— WHAT TO PRODUCE —
Collect each line containing "kind".

— SUPPLIED RECORDS —
════════
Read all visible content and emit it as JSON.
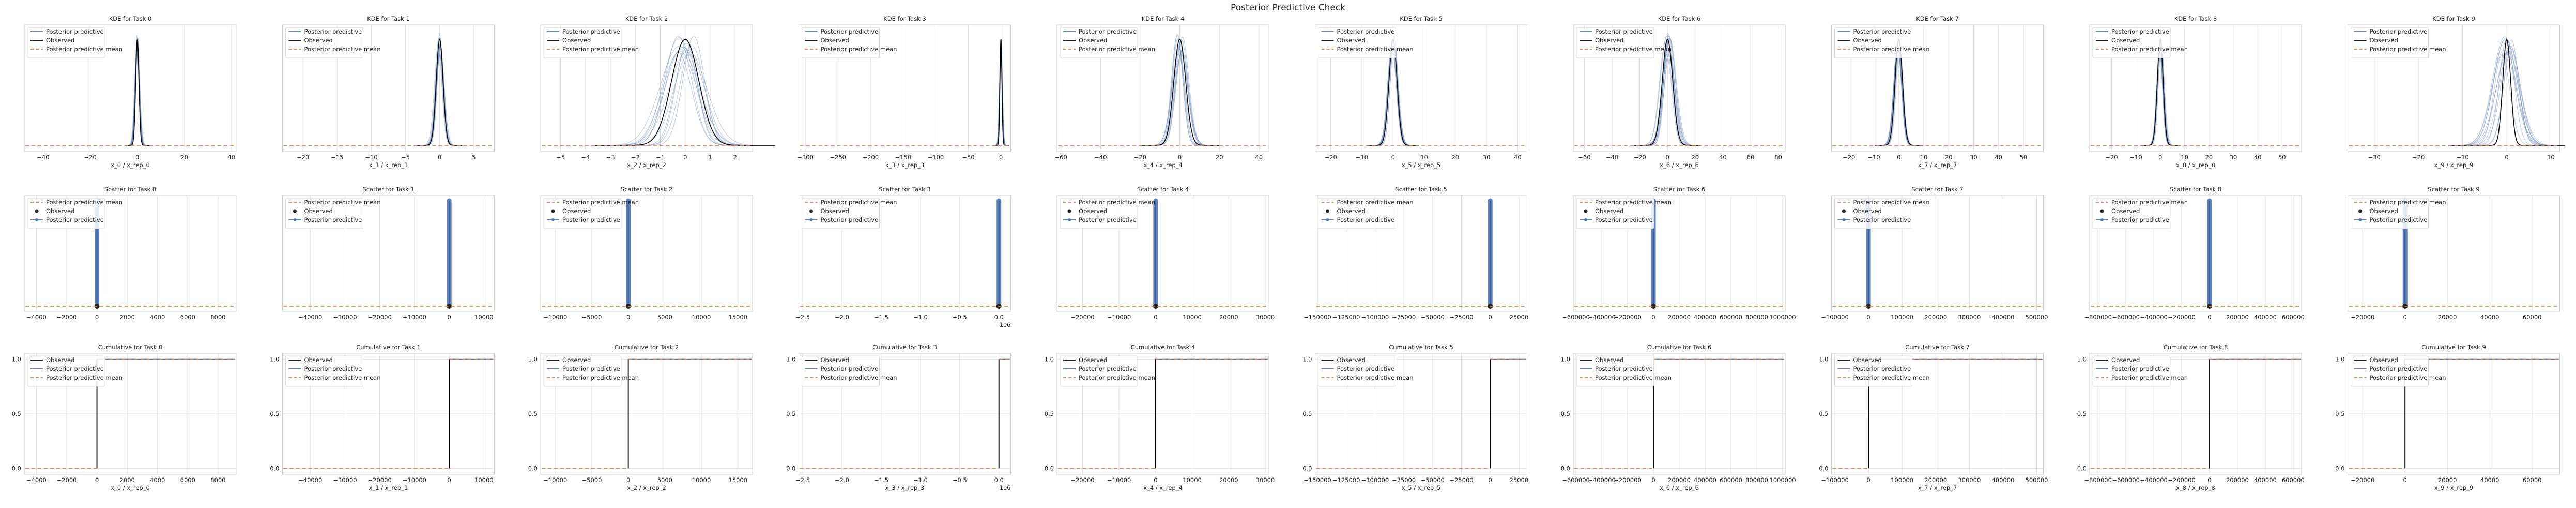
{
  "suptitle": "Posterior Predictive Check",
  "rows": [
    {
      "kind": "kde",
      "title_prefix": "KDE for Task ",
      "legend": [
        "Posterior predictive",
        "Observed",
        "Posterior predictive mean"
      ]
    },
    {
      "kind": "scatter",
      "title_prefix": "Scatter for Task ",
      "legend": [
        "Posterior predictive mean",
        "Observed",
        "Posterior predictive"
      ]
    },
    {
      "kind": "cumulative",
      "title_prefix": "Cumulative for Task ",
      "legend": [
        "Observed",
        "Posterior predictive",
        "Posterior predictive mean"
      ]
    }
  ],
  "colors": {
    "posterior_predictive": "#4c72b0",
    "observed": "#000000",
    "posterior_mean": "#dd8452",
    "scatter_observed": "#222222",
    "grid": "#e0e0e0",
    "spine": "#cccccc"
  },
  "chart_data": [
    {
      "type": "line",
      "task": 0,
      "xlabel": "x_0 / x_rep_0",
      "kde": {
        "xlim": [
          -48,
          42
        ],
        "xticks": [
          -40,
          -20,
          0,
          20,
          40
        ],
        "tick_labels": [
          "−40",
          "−20",
          "0",
          "20",
          "40"
        ],
        "observed_center": 0,
        "observed_width": 0.7,
        "pp_width": 0.9,
        "pp_spread": 0.12,
        "mean_level": 0.02
      },
      "scatter": {
        "xlim": [
          -4800,
          9200
        ],
        "xticks": [
          -4000,
          -2000,
          0,
          2000,
          4000,
          6000,
          8000
        ],
        "tick_labels": [
          "−4000",
          "−2000",
          "0",
          "2000",
          "4000",
          "6000",
          "8000"
        ],
        "observed_x": 0,
        "offset_label": ""
      },
      "cumulative": {
        "xlim": [
          -4800,
          9200
        ],
        "xticks": [
          -4000,
          -2000,
          0,
          2000,
          4000,
          6000,
          8000
        ],
        "tick_labels": [
          "−4000",
          "−2000",
          "0",
          "2000",
          "4000",
          "6000",
          "8000"
        ],
        "yticks": [
          0.0,
          0.5,
          1.0
        ],
        "ytick_labels": [
          "0.0",
          "0.5",
          "1.0"
        ],
        "step_x": 0,
        "offset_label": ""
      }
    },
    {
      "type": "line",
      "task": 1,
      "xlabel": "x_1 / x_rep_1",
      "kde": {
        "xlim": [
          -23,
          8
        ],
        "xticks": [
          -20,
          -15,
          -10,
          -5,
          0,
          5
        ],
        "tick_labels": [
          "−20",
          "−15",
          "−10",
          "−5",
          "0",
          "5"
        ],
        "observed_center": 0,
        "observed_width": 0.5,
        "pp_width": 0.55,
        "pp_spread": 0.15,
        "mean_level": 0.02
      },
      "scatter": {
        "xlim": [
          -48000,
          13000
        ],
        "xticks": [
          -40000,
          -30000,
          -20000,
          -10000,
          0,
          10000
        ],
        "tick_labels": [
          "−40000",
          "−30000",
          "−20000",
          "−10000",
          "0",
          "10000"
        ],
        "observed_x": 0,
        "offset_label": ""
      },
      "cumulative": {
        "xlim": [
          -48000,
          13000
        ],
        "xticks": [
          -40000,
          -30000,
          -20000,
          -10000,
          0,
          10000
        ],
        "tick_labels": [
          "−40000",
          "−30000",
          "−20000",
          "−10000",
          "0",
          "10000"
        ],
        "yticks": [
          0.0,
          0.5,
          1.0
        ],
        "ytick_labels": [
          "0.0",
          "0.5",
          "1.0"
        ],
        "step_x": 0,
        "offset_label": ""
      }
    },
    {
      "type": "line",
      "task": 2,
      "xlabel": "x_2 / x_rep_2",
      "kde": {
        "xlim": [
          -5.8,
          2.7
        ],
        "xticks": [
          -5,
          -4,
          -3,
          -2,
          -1,
          0,
          1,
          2
        ],
        "tick_labels": [
          "−5",
          "−4",
          "−3",
          "−2",
          "−1",
          "0",
          "1",
          "2"
        ],
        "observed_center": 0,
        "observed_width": 0.55,
        "pp_width": 0.6,
        "pp_spread": 0.3,
        "mean_level": 0.02
      },
      "scatter": {
        "xlim": [
          -12000,
          17000
        ],
        "xticks": [
          -10000,
          -5000,
          0,
          5000,
          10000,
          15000
        ],
        "tick_labels": [
          "−10000",
          "−5000",
          "0",
          "5000",
          "10000",
          "15000"
        ],
        "observed_x": 0,
        "offset_label": ""
      },
      "cumulative": {
        "xlim": [
          -12000,
          17000
        ],
        "xticks": [
          -10000,
          -5000,
          0,
          5000,
          10000,
          15000
        ],
        "tick_labels": [
          "−10000",
          "−5000",
          "0",
          "5000",
          "10000",
          "15000"
        ],
        "yticks": [
          0.0,
          0.5,
          1.0
        ],
        "ytick_labels": [
          "0.0",
          "0.5",
          "1.0"
        ],
        "step_x": 0,
        "offset_label": ""
      }
    },
    {
      "type": "line",
      "task": 3,
      "xlabel": "x_3 / x_rep_3",
      "kde": {
        "xlim": [
          -310,
          15
        ],
        "xticks": [
          -300,
          -250,
          -200,
          -150,
          -100,
          -50,
          0
        ],
        "tick_labels": [
          "−300",
          "−250",
          "−200",
          "−150",
          "−100",
          "−50",
          "0"
        ],
        "observed_center": 0,
        "observed_width": 1.5,
        "pp_width": 2.0,
        "pp_spread": 0.1,
        "mean_level": 0.02
      },
      "scatter": {
        "xlim": [
          -2.55,
          0.15
        ],
        "xticks": [
          -2.5,
          -2.0,
          -1.5,
          -1.0,
          -0.5,
          0.0
        ],
        "tick_labels": [
          "−2.5",
          "−2.0",
          "−1.5",
          "−1.0",
          "−0.5",
          "0.0"
        ],
        "observed_x": 0,
        "offset_label": "1e6"
      },
      "cumulative": {
        "xlim": [
          -2.55,
          0.15
        ],
        "xticks": [
          -2.5,
          -2.0,
          -1.5,
          -1.0,
          -0.5,
          0.0
        ],
        "tick_labels": [
          "−2.5",
          "−2.0",
          "−1.5",
          "−1.0",
          "−0.5",
          "0.0"
        ],
        "yticks": [
          0.0,
          0.5,
          1.0
        ],
        "ytick_labels": [
          "0.0",
          "0.5",
          "1.0"
        ],
        "step_x": 0,
        "offset_label": "1e6"
      }
    },
    {
      "type": "line",
      "task": 4,
      "xlabel": "x_4 / x_rep_4",
      "kde": {
        "xlim": [
          -62,
          45
        ],
        "xticks": [
          -60,
          -40,
          -20,
          0,
          20,
          40
        ],
        "tick_labels": [
          "−60",
          "−40",
          "−20",
          "0",
          "20",
          "40"
        ],
        "observed_center": 0,
        "observed_width": 3.0,
        "pp_width": 3.3,
        "pp_spread": 0.2,
        "mean_level": 0.02
      },
      "scatter": {
        "xlim": [
          -27000,
          31000
        ],
        "xticks": [
          -20000,
          -10000,
          0,
          10000,
          20000,
          30000
        ],
        "tick_labels": [
          "−20000",
          "−10000",
          "0",
          "10000",
          "20000",
          "30000"
        ],
        "observed_x": 0,
        "offset_label": ""
      },
      "cumulative": {
        "xlim": [
          -27000,
          31000
        ],
        "xticks": [
          -20000,
          -10000,
          0,
          10000,
          20000,
          30000
        ],
        "tick_labels": [
          "−20000",
          "−10000",
          "0",
          "10000",
          "20000",
          "30000"
        ],
        "yticks": [
          0.0,
          0.5,
          1.0
        ],
        "ytick_labels": [
          "0.0",
          "0.5",
          "1.0"
        ],
        "step_x": 0,
        "offset_label": ""
      }
    },
    {
      "type": "line",
      "task": 5,
      "xlabel": "x_5 / x_rep_5",
      "kde": {
        "xlim": [
          -25,
          43
        ],
        "xticks": [
          -20,
          -10,
          0,
          10,
          20,
          30,
          40
        ],
        "tick_labels": [
          "−20",
          "−10",
          "0",
          "10",
          "20",
          "30",
          "40"
        ],
        "observed_center": 0,
        "observed_width": 1.3,
        "pp_width": 1.4,
        "pp_spread": 0.15,
        "mean_level": 0.02
      },
      "scatter": {
        "xlim": [
          -152000,
          32000
        ],
        "xticks": [
          -150000,
          -125000,
          -100000,
          -75000,
          -50000,
          -25000,
          0,
          25000
        ],
        "tick_labels": [
          "−150000",
          "−125000",
          "−100000",
          "−75000",
          "−50000",
          "−25000",
          "0",
          "25000"
        ],
        "observed_x": 0,
        "offset_label": ""
      },
      "cumulative": {
        "xlim": [
          -152000,
          32000
        ],
        "xticks": [
          -150000,
          -125000,
          -100000,
          -75000,
          -50000,
          -25000,
          0,
          25000
        ],
        "tick_labels": [
          "−150000",
          "−125000",
          "−100000",
          "−75000",
          "−50000",
          "−25000",
          "0",
          "25000"
        ],
        "yticks": [
          0.0,
          0.5,
          1.0
        ],
        "ytick_labels": [
          "0.0",
          "0.5",
          "1.0"
        ],
        "step_x": 0,
        "offset_label": ""
      }
    },
    {
      "type": "line",
      "task": 6,
      "xlabel": "x_6 / x_rep_6",
      "kde": {
        "xlim": [
          -68,
          85
        ],
        "xticks": [
          -60,
          -40,
          -20,
          0,
          20,
          40,
          60,
          80
        ],
        "tick_labels": [
          "−60",
          "−40",
          "−20",
          "0",
          "20",
          "40",
          "60",
          "80"
        ],
        "observed_center": 0,
        "observed_width": 3.8,
        "pp_width": 4.0,
        "pp_spread": 0.22,
        "mean_level": 0.02
      },
      "scatter": {
        "xlim": [
          -620000,
          1020000
        ],
        "xticks": [
          -600000,
          -400000,
          -200000,
          0,
          200000,
          400000,
          600000,
          800000,
          1000000
        ],
        "tick_labels": [
          "−600000",
          "−400000",
          "−200000",
          "0",
          "200000",
          "400000",
          "600000",
          "800000",
          "1000000"
        ],
        "observed_x": 0,
        "offset_label": ""
      },
      "cumulative": {
        "xlim": [
          -620000,
          1020000
        ],
        "xticks": [
          -600000,
          -400000,
          -200000,
          0,
          200000,
          400000,
          600000,
          800000,
          1000000
        ],
        "tick_labels": [
          "−600000",
          "−400000",
          "−200000",
          "0",
          "200000",
          "400000",
          "600000",
          "800000",
          "1000000"
        ],
        "yticks": [
          0.0,
          0.5,
          1.0
        ],
        "ytick_labels": [
          "0.0",
          "0.5",
          "1.0"
        ],
        "step_x": 0,
        "offset_label": ""
      }
    },
    {
      "type": "line",
      "task": 7,
      "xlabel": "x_7 / x_rep_7",
      "kde": {
        "xlim": [
          -27,
          58
        ],
        "xticks": [
          -20,
          -10,
          0,
          10,
          20,
          30,
          40,
          50
        ],
        "tick_labels": [
          "−20",
          "−10",
          "0",
          "10",
          "20",
          "30",
          "40",
          "50"
        ],
        "observed_center": 0,
        "observed_width": 1.5,
        "pp_width": 1.6,
        "pp_spread": 0.15,
        "mean_level": 0.02
      },
      "scatter": {
        "xlim": [
          -110000,
          520000
        ],
        "xticks": [
          -100000,
          0,
          100000,
          200000,
          300000,
          400000,
          500000
        ],
        "tick_labels": [
          "−100000",
          "0",
          "100000",
          "200000",
          "300000",
          "400000",
          "500000"
        ],
        "observed_x": 0,
        "offset_label": ""
      },
      "cumulative": {
        "xlim": [
          -110000,
          520000
        ],
        "xticks": [
          -100000,
          0,
          100000,
          200000,
          300000,
          400000,
          500000
        ],
        "tick_labels": [
          "−100000",
          "0",
          "100000",
          "200000",
          "300000",
          "400000",
          "500000"
        ],
        "yticks": [
          0.0,
          0.5,
          1.0
        ],
        "ytick_labels": [
          "0.0",
          "0.5",
          "1.0"
        ],
        "step_x": 0,
        "offset_label": ""
      }
    },
    {
      "type": "line",
      "task": 8,
      "xlabel": "x_8 / x_rep_8",
      "kde": {
        "xlim": [
          -29,
          58
        ],
        "xticks": [
          -20,
          -10,
          0,
          10,
          20,
          30,
          40,
          50
        ],
        "tick_labels": [
          "−20",
          "−10",
          "0",
          "10",
          "20",
          "30",
          "40",
          "50"
        ],
        "observed_center": 0,
        "observed_width": 1.2,
        "pp_width": 1.3,
        "pp_spread": 0.15,
        "mean_level": 0.02
      },
      "scatter": {
        "xlim": [
          -860000,
          660000
        ],
        "xticks": [
          -800000,
          -600000,
          -400000,
          -200000,
          0,
          200000,
          400000,
          600000
        ],
        "tick_labels": [
          "−800000",
          "−600000",
          "−400000",
          "−200000",
          "0",
          "200000",
          "400000",
          "600000"
        ],
        "observed_x": 0,
        "offset_label": ""
      },
      "cumulative": {
        "xlim": [
          -860000,
          660000
        ],
        "xticks": [
          -800000,
          -600000,
          -400000,
          -200000,
          0,
          200000,
          400000,
          600000
        ],
        "tick_labels": [
          "−800000",
          "−600000",
          "−400000",
          "−200000",
          "0",
          "200000",
          "400000",
          "600000"
        ],
        "yticks": [
          0.0,
          0.5,
          1.0
        ],
        "ytick_labels": [
          "0.0",
          "0.5",
          "1.0"
        ],
        "step_x": 0,
        "offset_label": ""
      }
    },
    {
      "type": "line",
      "task": 9,
      "xlabel": "x_9 / x_rep_9",
      "kde": {
        "xlim": [
          -36,
          12
        ],
        "xticks": [
          -30,
          -20,
          -10,
          0,
          10
        ],
        "tick_labels": [
          "−30",
          "−20",
          "−10",
          "0",
          "10"
        ],
        "observed_center": 0,
        "observed_width": 0.9,
        "pp_width": 2.2,
        "pp_spread": 0.25,
        "mean_level": 0.02
      },
      "scatter": {
        "xlim": [
          -27000,
          73000
        ],
        "xticks": [
          -20000,
          0,
          20000,
          40000,
          60000
        ],
        "tick_labels": [
          "−20000",
          "0",
          "20000",
          "40000",
          "60000"
        ],
        "observed_x": 0,
        "offset_label": ""
      },
      "cumulative": {
        "xlim": [
          -27000,
          73000
        ],
        "xticks": [
          -20000,
          0,
          20000,
          40000,
          60000
        ],
        "tick_labels": [
          "−20000",
          "0",
          "20000",
          "40000",
          "60000"
        ],
        "yticks": [
          0.0,
          0.5,
          1.0
        ],
        "ytick_labels": [
          "0.0",
          "0.5",
          "1.0"
        ],
        "step_x": 0,
        "offset_label": ""
      }
    }
  ]
}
════════
— OUTPUT FOR THIS EXERCISE —
      "kind": "kde",
      "kind": "scatter",
      "kind": "cumulative",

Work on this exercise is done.